Every entry below should be transcribed exactly; pictures stay out of the copy.

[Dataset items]
-- -- --
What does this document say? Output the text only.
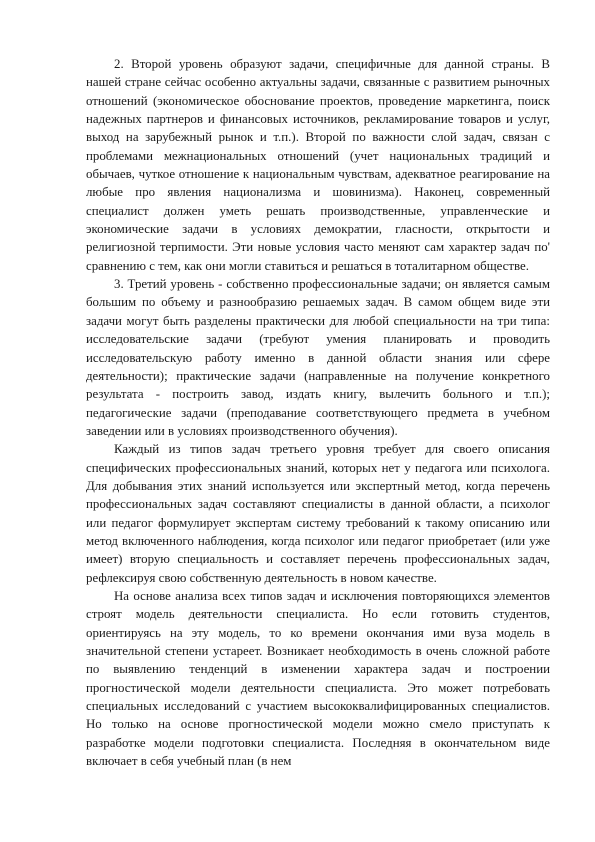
2. Второй уровень образуют задачи, специфичные для данной страны. В нашей стране сейчас особенно актуальны задачи, связанные с развитием рыночных отношений (экономическое обоснование проектов, проведение маркетинга, поиск надежных партнеров и финансовых источников, рекламирование товаров и услуг, выход на зарубежный рынок и т.п.). Второй по важности слой задач, связан с проблемами межнациональных отношений (учет национальных традиций и обычаев, чуткое отношение к национальным чувствам, адекватное реагирование на любые про явления национализма и шовинизма). Наконец, современный специалист должен уметь решать производственные, управленческие и экономические задачи в условиях демократии, гласности, открытости и религиозной терпимости. Эти новые условия часто меняют сам характер задач по' сравнению с тем, как они могли ставиться и решаться в тоталитарном обществе.

3. Третий уровень - собственно профессиональные задачи; он является самым большим по объему и разнообразию решаемых задач. В самом общем виде эти задачи могут быть разделены практически для любой специальности на три типа: исследовательские задачи (требуют умения планировать и проводить исследовательскую работу именно в данной области знания или сфере деятельности); практические задачи (направленные на получение конкретного результата - построить завод, издать книгу, вылечить больного и т.п.); педагогические задачи (преподавание соответствующего предмета в учебном заведении или в условиях производственного обучения).

Каждый из типов задач третьего уровня требует для своего описания специфических профессиональных знаний, которых нет у педагога или психолога. Для добывания этих знаний используется или экспертный метод, когда перечень профессиональных задач составляют специалисты в данной области, а психолог или педагог формулирует экспертам систему требований к такому описанию или метод включенного наблюдения, когда психолог или педагог приобретает (или уже имеет) вторую специальность и составляет перечень профессиональных задач, рефлексируя свою собственную деятельность в новом качестве.

На основе анализа всех типов задач и исключения повторяющихся элементов строят модель деятельности специалиста. Но если готовить студентов, ориентируясь на эту модель, то ко времени окончания ими вуза модель в значительной степени устареет. Возникает необходимость в очень сложной работе по выявлению тенденций в изменении характера задач и построении прогностической модели деятельности специалиста. Это может потребовать специальных исследований с участием высококвалифицированных специалистов. Но только на основе прогностической модели можно смело приступать к разработке модели подготовки специалиста. Последняя в окончательном виде включает в себя учебный план (в нем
-- -- --
* SOLUTION FOR THIS TASK:
What does this document say? Output the text only.
2. Второй уровень образуют задачи, специфичные для данной страны. В нашей стране сейчас особенно актуальны задачи, связанные с развитием рыночных отношений (экономическое обоснование проектов, проведение маркетинга, поиск надежных партнеров и финансовых источников, рекламирование товаров и услуг, выход на зарубежный рынок и т.п.). Второй по важности слой задач, связан с проблемами межнациональных отношений (учет национальных традиций и обычаев, чуткое отношение к национальным чувствам, адекватное реагирование на любые про явления национализма и шовинизма). Наконец, современный специалист должен уметь решать производственные, управленческие и экономические задачи в условиях демократии, гласности, открытости и религиозной терпимости. Эти новые условия часто меняют сам характер задач по' сравнению с тем, как они могли ставиться и решаться в тоталитарном обществе.

3. Третий уровень - собственно профессиональные задачи; он является самым большим по объему и разнообразию решаемых задач. В самом общем виде эти задачи могут быть разделены практически для любой специальности на три типа: исследовательские задачи (требуют умения планировать и проводить исследовательскую работу именно в данной области знания или сфере деятельности); практические задачи (направленные на получение конкретного результата - построить завод, издать книгу, вылечить больного и т.п.); педагогические задачи (преподавание соответствующего предмета в учебном заведении или в условиях производственного обучения).

Каждый из типов задач третьего уровня требует для своего описания специфических профессиональных знаний, которых нет у педагога или психолога. Для добывания этих знаний используется или экспертный метод, когда перечень профессиональных задач составляют специалисты в данной области, а психолог или педагог формулирует экспертам систему требований к такому описанию или метод включенного наблюдения, когда психолог или педагог приобретает (или уже имеет) вторую специальность и составляет перечень профессиональных задач, рефлексируя свою собственную деятельность в новом качестве.

На основе анализа всех типов задач и исключения повторяющихся элементов строят модель деятельности специалиста. Но если готовить студентов, ориентируясь на эту модель, то ко времени окончания ими вуза модель в значительной степени устареет. Возникает необходимость в очень сложной работе по выявлению тенденций в изменении характера задач и построении прогностической модели деятельности специалиста. Это может потребовать специальных исследований с участием высококвалифицированных специалистов. Но только на основе прогностической модели можно смело приступать к разработке модели подготовки специалиста. Последняя в окончательном виде включает в себя учебный план (в нем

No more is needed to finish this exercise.